§ **Exercise**
Check each line of the listing below for the string "días", and copy the ones that have it.

=== Material to process ===

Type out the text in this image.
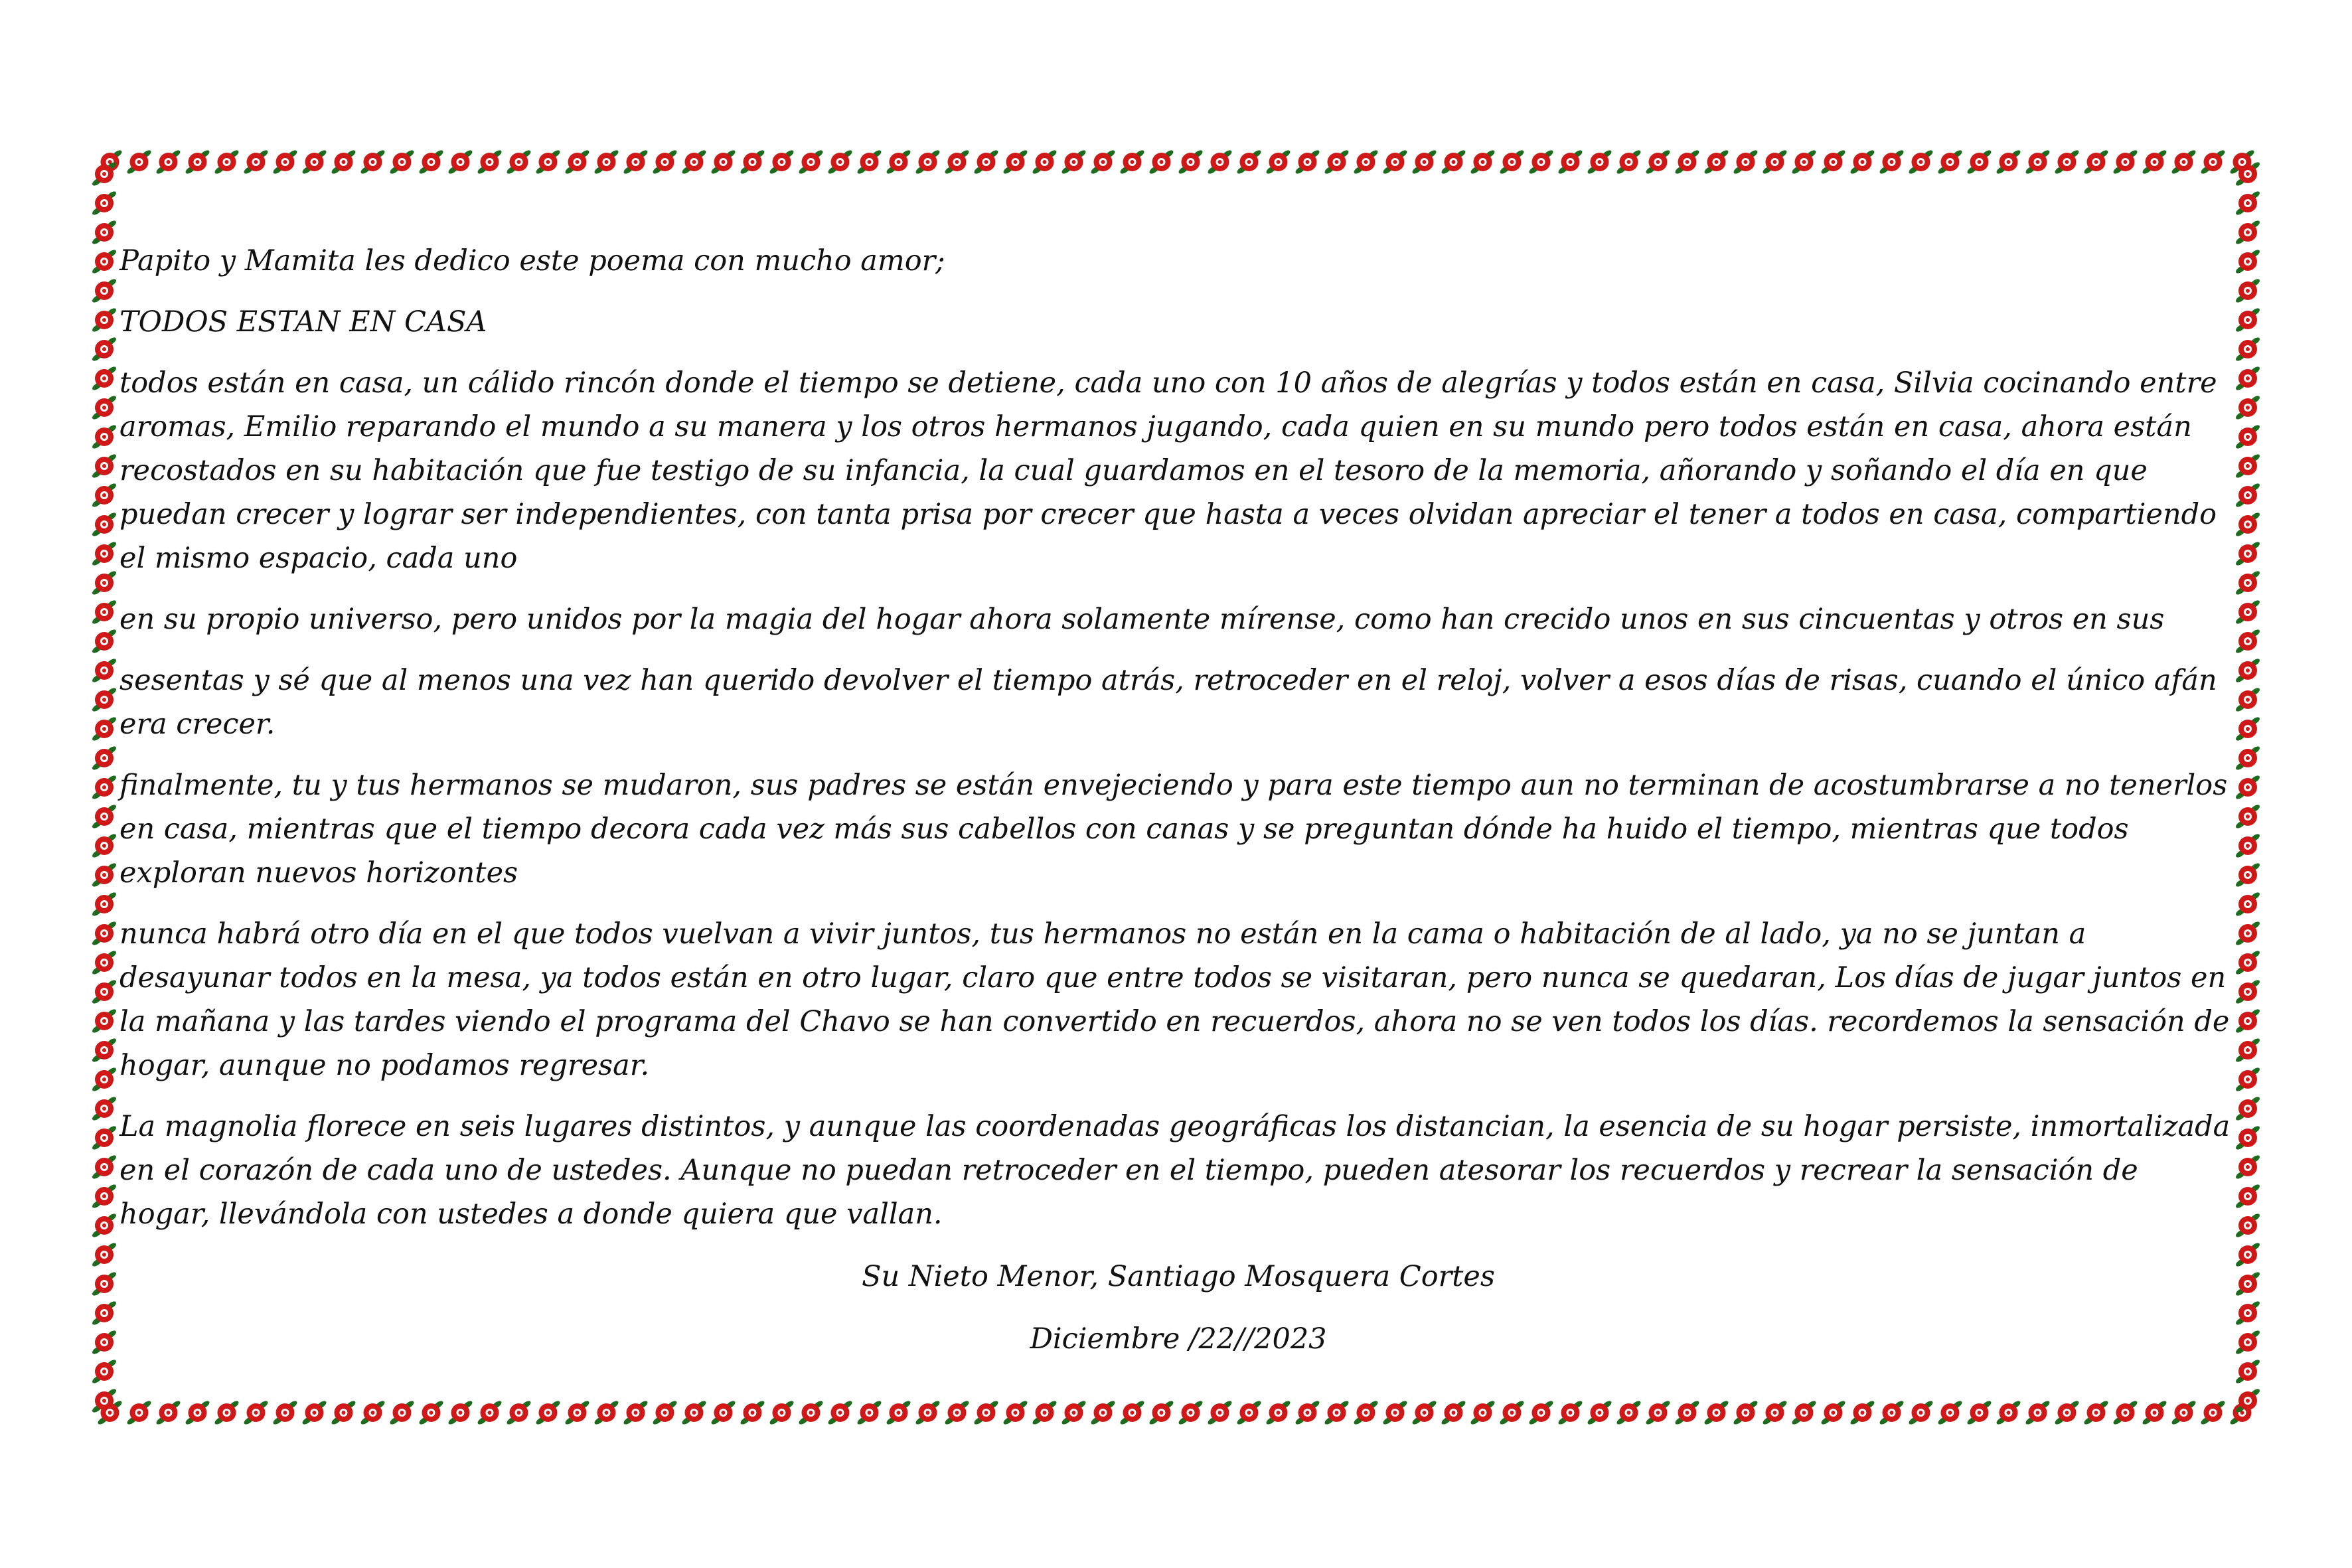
Papito y Mamita les dedico este poema con mucho amor;

TODOS ESTAN EN CASA

todos están en casa, un cálido rincón donde el tiempo se detiene, cada uno con 10 años de alegrías y todos están en casa, Silvia cocinando entre aromas, Emilio reparando el mundo a su manera y los otros hermanos jugando, cada quien en su mundo pero todos están en casa, ahora están recostados en su habitación que fue testigo de su infancia, la cual guardamos en el tesoro de la memoria, añorando y soñando el día en que puedan crecer y lograr ser independientes, con tanta prisa por crecer que hasta a veces olvidan apreciar el tener a todos en casa, compartiendo el mismo espacio, cada uno

en su propio universo, pero unidos por la magia del hogar ahora solamente mírense, como han crecido unos en sus cincuentas y otros en sus

sesentas y sé que al menos una vez han querido devolver el tiempo atrás, retroceder en el reloj, volver a esos días de risas, cuando el único afán era crecer.

finalmente, tu y tus hermanos se mudaron, sus padres se están envejeciendo y para este tiempo aun no terminan de acostumbrarse a no tenerlos en casa, mientras que el tiempo decora cada vez más sus cabellos con canas y se preguntan dónde ha huido el tiempo, mientras que todos exploran nuevos horizontes

nunca habrá otro día en el que todos vuelvan a vivir juntos, tus hermanos no están en la cama o habitación de al lado, ya no se juntan a desayunar todos en la mesa, ya todos están en otro lugar, claro que entre todos se visitaran, pero nunca se quedaran, Los días de jugar juntos en la mañana y las tardes viendo el programa del Chavo se han convertido en recuerdos, ahora no se ven todos los días. recordemos la sensación de hogar, aunque no podamos regresar.

La magnolia florece en seis lugares distintos, y aunque las coordenadas geográficas los distancian, la esencia de su hogar persiste, inmortalizada en el corazón de cada uno de ustedes. Aunque no puedan retroceder en el tiempo, pueden atesorar los recuerdos y recrear la sensación de hogar, llevándola con ustedes a donde quiera que vallan.

Su Nieto Menor, Santiago Mosquera Cortes

Diciembre /22//2023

===

§ **Response for this exercise**
sesentas y sé que al menos una vez han querido devolver el tiempo atrás, retroceder en el reloj, volver a esos días de risas, cuando el único afán era crecer.
nunca habrá otro día en el que todos vuelvan a vivir juntos, tus hermanos no están en la cama o habitación de al lado, ya no se juntan a desayunar todos en la mesa, ya todos están en otro lugar, claro que entre todos se visitaran, pero nunca se quedaran, Los días de jugar juntos en la mañana y las tardes viendo el programa del Chavo se han convertido en recuerdos, ahora no se ven todos los días. recordemos la sensación de hogar, aunque no podamos regresar.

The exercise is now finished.